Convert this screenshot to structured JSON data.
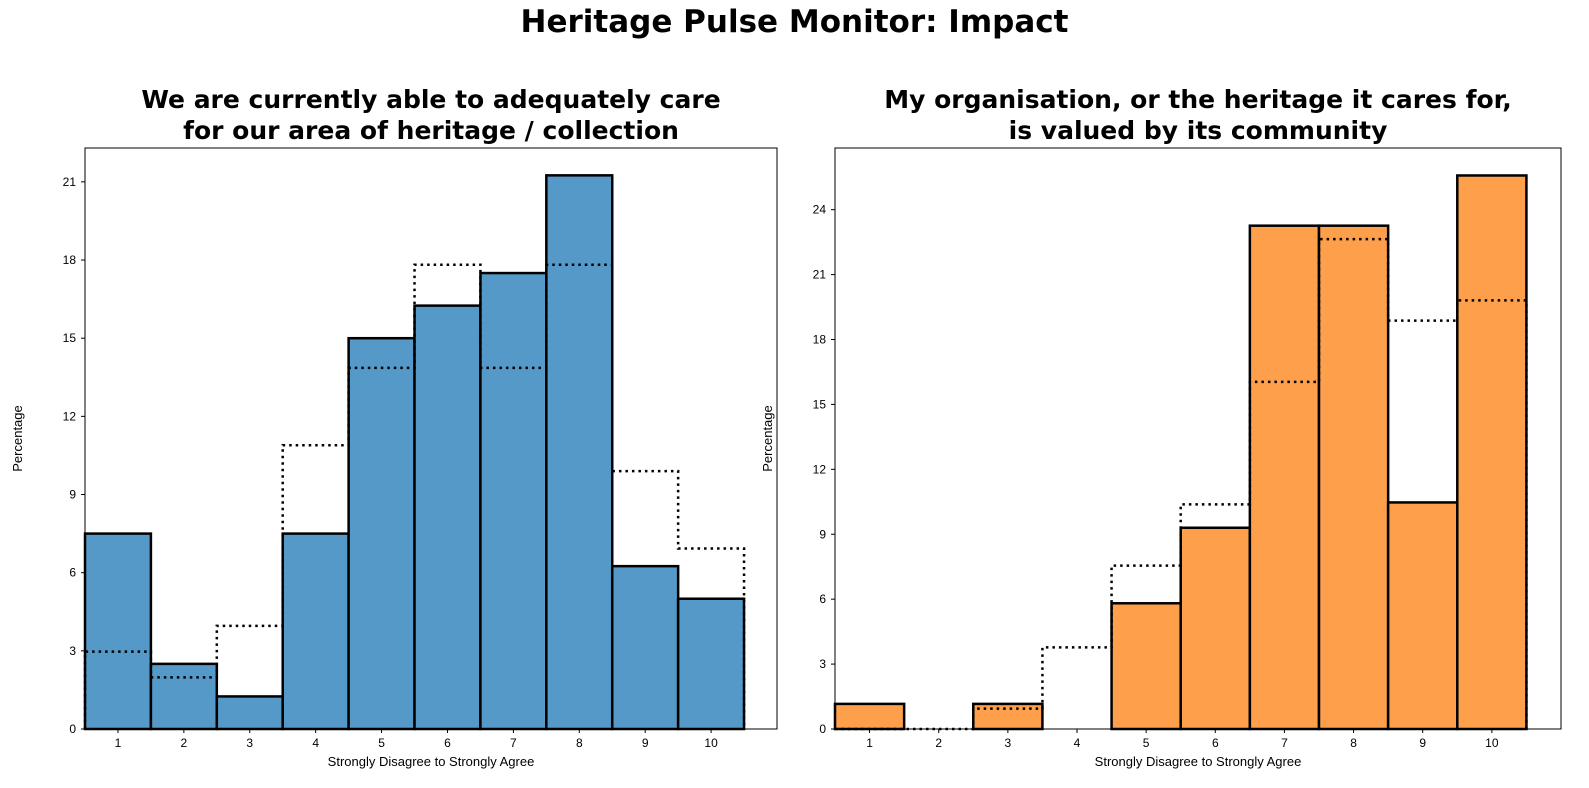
{
  "page": {
    "title": "Heritage Pulse Monitor: Impact"
  },
  "chart_data": [
    {
      "type": "bar",
      "title_line1": "We are currently able to adequately care",
      "title_line2": "for our area of heritage / collection",
      "xlabel": "Strongly Disagree to Strongly Agree",
      "ylabel": "Percentage",
      "categories": [
        "1",
        "2",
        "3",
        "4",
        "5",
        "6",
        "7",
        "8",
        "9",
        "10"
      ],
      "values": [
        7.5,
        2.5,
        1.25,
        7.5,
        15.0,
        16.25,
        17.5,
        21.25,
        6.25,
        5.0
      ],
      "comparison_values": [
        2.97,
        1.98,
        3.96,
        10.89,
        13.86,
        17.82,
        13.86,
        17.82,
        9.9,
        6.93
      ],
      "yticks": [
        0,
        3,
        6,
        9,
        12,
        15,
        18,
        21
      ],
      "ylim": [
        0,
        22.3
      ],
      "xlim": [
        0.5,
        11.0
      ],
      "color": "#5499c7",
      "comparison_style": "dotted",
      "grid": false
    },
    {
      "type": "bar",
      "title_line1": "My organisation, or the heritage it cares for,",
      "title_line2": "is valued by its community",
      "xlabel": "Strongly Disagree to Strongly Agree",
      "ylabel": "Percentage",
      "categories": [
        "1",
        "2",
        "3",
        "4",
        "5",
        "6",
        "7",
        "8",
        "9",
        "10"
      ],
      "values": [
        1.16,
        0,
        1.16,
        0,
        5.81,
        9.3,
        23.26,
        23.26,
        10.47,
        25.58
      ],
      "comparison_values": [
        0,
        0,
        0.94,
        3.77,
        7.55,
        10.38,
        16.04,
        22.64,
        18.87,
        19.81
      ],
      "yticks": [
        0,
        3,
        6,
        9,
        12,
        15,
        18,
        21,
        24
      ],
      "ylim": [
        0,
        26.85
      ],
      "xlim": [
        0.5,
        11.0
      ],
      "color": "#fd9f4b",
      "comparison_style": "dotted",
      "grid": false
    }
  ]
}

----------

**Task**
Reproduce every entry word for word, but omit the pictures.

**Solution to the exercise**
Convert this screenshot to structured JSON data.
{
  "page": {
    "title": "Heritage Pulse Monitor: Impact"
  },
  "chart_data": [
    {
      "type": "bar",
      "title_line1": "We are currently able to adequately care",
      "title_line2": "for our area of heritage / collection",
      "xlabel": "Strongly Disagree to Strongly Agree",
      "ylabel": "Percentage",
      "categories": [
        "1",
        "2",
        "3",
        "4",
        "5",
        "6",
        "7",
        "8",
        "9",
        "10"
      ],
      "values": [
        7.5,
        2.5,
        1.25,
        7.5,
        15.0,
        16.25,
        17.5,
        21.25,
        6.25,
        5.0
      ],
      "comparison_values": [
        2.97,
        1.98,
        3.96,
        10.89,
        13.86,
        17.82,
        13.86,
        17.82,
        9.9,
        6.93
      ],
      "yticks": [
        0,
        3,
        6,
        9,
        12,
        15,
        18,
        21
      ],
      "ylim": [
        0,
        22.3
      ],
      "xlim": [
        0.5,
        11.0
      ],
      "color": "#5499c7",
      "comparison_style": "dotted",
      "grid": false
    },
    {
      "type": "bar",
      "title_line1": "My organisation, or the heritage it cares for,",
      "title_line2": "is valued by its community",
      "xlabel": "Strongly Disagree to Strongly Agree",
      "ylabel": "Percentage",
      "categories": [
        "1",
        "2",
        "3",
        "4",
        "5",
        "6",
        "7",
        "8",
        "9",
        "10"
      ],
      "values": [
        1.16,
        0,
        1.16,
        0,
        5.81,
        9.3,
        23.26,
        23.26,
        10.47,
        25.58
      ],
      "comparison_values": [
        0,
        0,
        0.94,
        3.77,
        7.55,
        10.38,
        16.04,
        22.64,
        18.87,
        19.81
      ],
      "yticks": [
        0,
        3,
        6,
        9,
        12,
        15,
        18,
        21,
        24
      ],
      "ylim": [
        0,
        26.85
      ],
      "xlim": [
        0.5,
        11.0
      ],
      "color": "#fd9f4b",
      "comparison_style": "dotted",
      "grid": false
    }
  ]
}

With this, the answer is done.